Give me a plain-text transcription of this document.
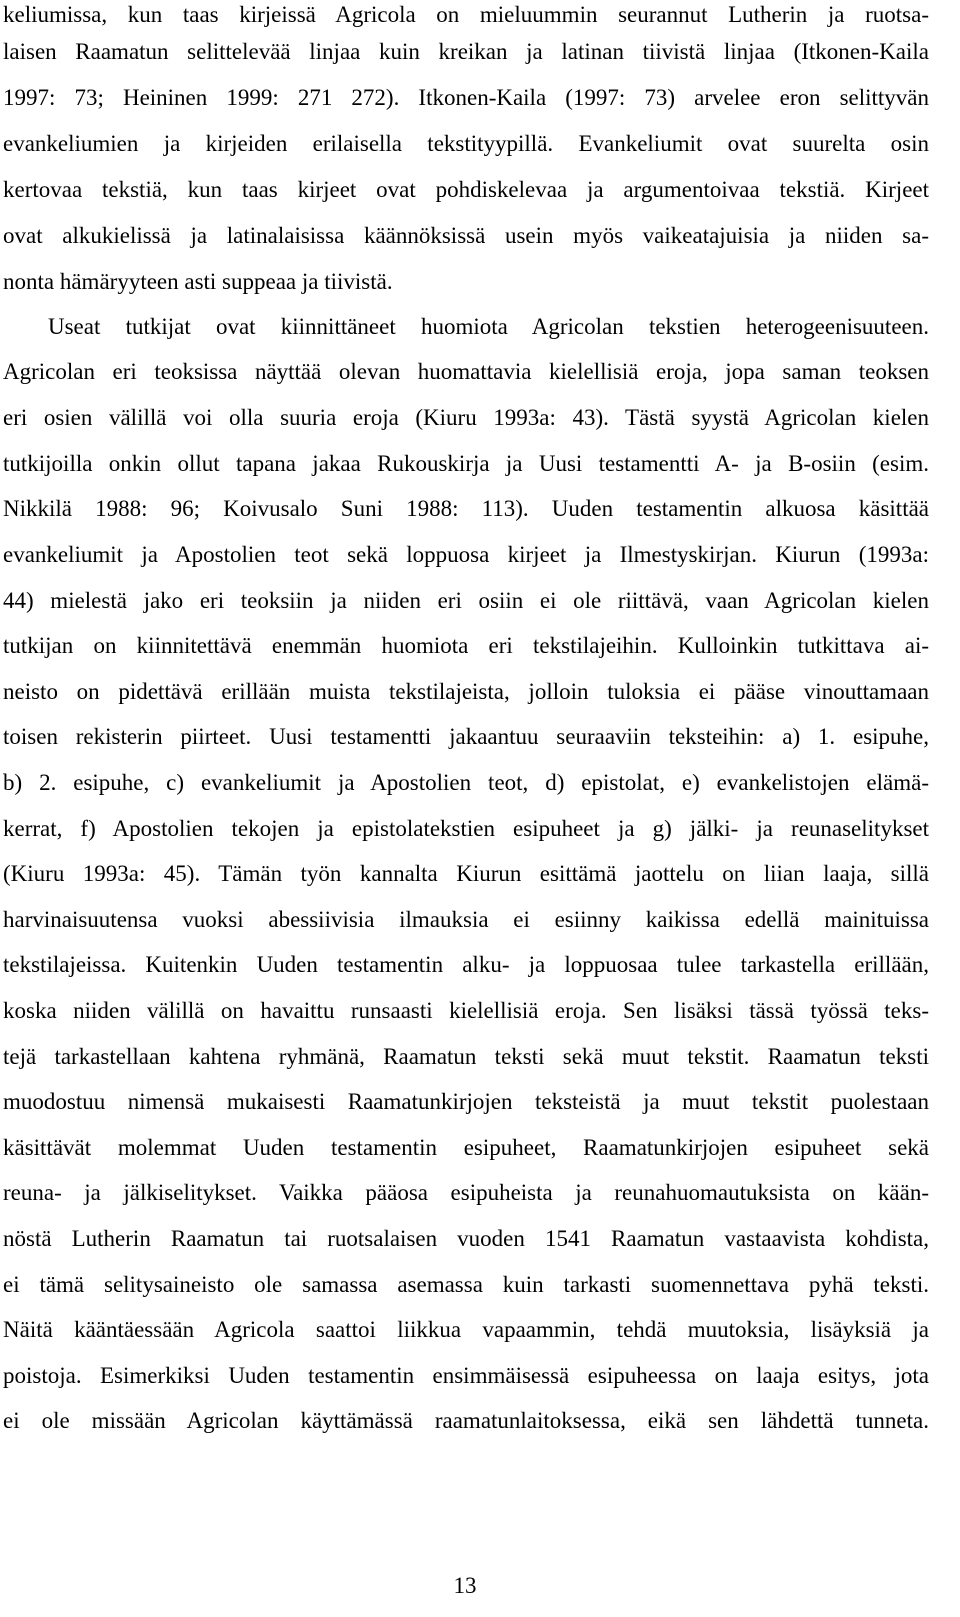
keliumissa, kun taas kirjeissä Agricola on mieluummin seurannut Lutherin ja ruotsa-
laisen Raamatun selittelevää linjaa kuin kreikan ja latinan tiivistä linjaa (Itkonen-Kaila
1997: 73; Heininen 1999: 271 272). Itkonen-Kaila (1997: 73) arvelee eron selittyvän
evankeliumien ja kirjeiden erilaisella tekstityypillä. Evankeliumit ovat suurelta osin
kertovaa tekstiä, kun taas kirjeet ovat pohdiskelevaa ja argumentoivaa tekstiä. Kirjeet
ovat alkukielissä ja latinalaisissa käännöksissä usein myös vaikeatajuisia ja niiden sa-
nonta hämäryyteen asti suppeaa ja tiivistä.
Useat tutkijat ovat kiinnittäneet huomiota Agricolan tekstien heterogeenisuuteen.
Agricolan eri teoksissa näyttää olevan huomattavia kielellisiä eroja, jopa saman teoksen
eri osien välillä voi olla suuria eroja (Kiuru 1993a: 43). Tästä syystä Agricolan kielen
tutkijoilla onkin ollut tapana jakaa Rukouskirja ja Uusi testamentti A- ja B-osiin (esim.
Nikkilä 1988: 96; Koivusalo Suni 1988: 113). Uuden testamentin alkuosa käsittää
evankeliumit ja Apostolien teot sekä loppuosa kirjeet ja Ilmestyskirjan. Kiurun (1993a:
44) mielestä jako eri teoksiin ja niiden eri osiin ei ole riittävä, vaan Agricolan kielen
tutkijan on kiinnitettävä enemmän huomiota eri tekstilajeihin. Kulloinkin tutkittava ai-
neisto on pidettävä erillään muista tekstilajeista, jolloin tuloksia ei pääse vinouttamaan
toisen rekisterin piirteet. Uusi testamentti jakaantuu seuraaviin teksteihin: a) 1. esipuhe,
b) 2. esipuhe, c) evankeliumit ja Apostolien teot, d) epistolat, e) evankelistojen elämä-
kerrat, f) Apostolien tekojen ja epistolatekstien esipuheet ja g) jälki- ja reunaselitykset
(Kiuru 1993a: 45). Tämän työn kannalta Kiurun esittämä jaottelu on liian laaja, sillä
harvinaisuutensa vuoksi abessiivisia ilmauksia ei esiinny kaikissa edellä mainituissa
tekstilajeissa. Kuitenkin Uuden testamentin alku- ja loppuosaa tulee tarkastella erillään,
koska niiden välillä on havaittu runsaasti kielellisiä eroja. Sen lisäksi tässä työssä teks-
tejä tarkastellaan kahtena ryhmänä, Raamatun teksti sekä muut tekstit. Raamatun teksti
muodostuu nimensä mukaisesti Raamatunkirjojen teksteistä ja muut tekstit puolestaan
käsittävät molemmat Uuden testamentin esipuheet, Raamatunkirjojen esipuheet sekä
reuna- ja jälkiselitykset. Vaikka pääosa esipuheista ja reunahuomautuksista on kään-
nöstä Lutherin Raamatun tai ruotsalaisen vuoden 1541 Raamatun vastaavista kohdista,
ei tämä selitysaineisto ole samassa asemassa kuin tarkasti suomennettava pyhä teksti.
Näitä kääntäessään Agricola saattoi liikkua vapaammin, tehdä muutoksia, lisäyksiä ja
poistoja. Esimerkiksi Uuden testamentin ensimmäisessä esipuheessa on laaja esitys, jota
ei ole missään Agricolan käyttämässä raamatunlaitoksessa, eikä sen lähdettä tunneta.
13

+-------+

### Job
Write out every entry again word for word, without any of the pictures.

### The solution
Give me a plain-text transcription of this document.
keliumissa, kun taas kirjeissä Agricola on mieluummin seurannut Lutherin ja ruotsa-
laisen Raamatun selittelevää linjaa kuin kreikan ja latinan tiivistä linjaa (Itkonen-Kaila
1997: 73; Heininen 1999: 271 272). Itkonen-Kaila (1997: 73) arvelee eron selittyvän
evankeliumien ja kirjeiden erilaisella tekstityypillä. Evankeliumit ovat suurelta osin
kertovaa tekstiä, kun taas kirjeet ovat pohdiskelevaa ja argumentoivaa tekstiä. Kirjeet
ovat alkukielissä ja latinalaisissa käännöksissä usein myös vaikeatajuisia ja niiden sa-
nonta hämäryyteen asti suppeaa ja tiivistä.
Useat tutkijat ovat kiinnittäneet huomiota Agricolan tekstien heterogeenisuuteen.
Agricolan eri teoksissa näyttää olevan huomattavia kielellisiä eroja, jopa saman teoksen
eri osien välillä voi olla suuria eroja (Kiuru 1993a: 43). Tästä syystä Agricolan kielen
tutkijoilla onkin ollut tapana jakaa Rukouskirja ja Uusi testamentti A- ja B-osiin (esim.
Nikkilä 1988: 96; Koivusalo Suni 1988: 113). Uuden testamentin alkuosa käsittää
evankeliumit ja Apostolien teot sekä loppuosa kirjeet ja Ilmestyskirjan. Kiurun (1993a:
44) mielestä jako eri teoksiin ja niiden eri osiin ei ole riittävä, vaan Agricolan kielen
tutkijan on kiinnitettävä enemmän huomiota eri tekstilajeihin. Kulloinkin tutkittava ai-
neisto on pidettävä erillään muista tekstilajeista, jolloin tuloksia ei pääse vinouttamaan
toisen rekisterin piirteet. Uusi testamentti jakaantuu seuraaviin teksteihin: a) 1. esipuhe,
b) 2. esipuhe, c) evankeliumit ja Apostolien teot, d) epistolat, e) evankelistojen elämä-
kerrat, f) Apostolien tekojen ja epistolatekstien esipuheet ja g) jälki- ja reunaselitykset
(Kiuru 1993a: 45). Tämän työn kannalta Kiurun esittämä jaottelu on liian laaja, sillä
harvinaisuutensa vuoksi abessiivisia ilmauksia ei esiinny kaikissa edellä mainituissa
tekstilajeissa. Kuitenkin Uuden testamentin alku- ja loppuosaa tulee tarkastella erillään,
koska niiden välillä on havaittu runsaasti kielellisiä eroja. Sen lisäksi tässä työssä teks-
tejä tarkastellaan kahtena ryhmänä, Raamatun teksti sekä muut tekstit. Raamatun teksti
muodostuu nimensä mukaisesti Raamatunkirjojen teksteistä ja muut tekstit puolestaan
käsittävät molemmat Uuden testamentin esipuheet, Raamatunkirjojen esipuheet sekä
reuna- ja jälkiselitykset. Vaikka pääosa esipuheista ja reunahuomautuksista on kään-
nöstä Lutherin Raamatun tai ruotsalaisen vuoden 1541 Raamatun vastaavista kohdista,
ei tämä selitysaineisto ole samassa asemassa kuin tarkasti suomennettava pyhä teksti.
Näitä kääntäessään Agricola saattoi liikkua vapaammin, tehdä muutoksia, lisäyksiä ja
poistoja. Esimerkiksi Uuden testamentin ensimmäisessä esipuheessa on laaja esitys, jota
ei ole missään Agricolan käyttämässä raamatunlaitoksessa, eikä sen lähdettä tunneta.
13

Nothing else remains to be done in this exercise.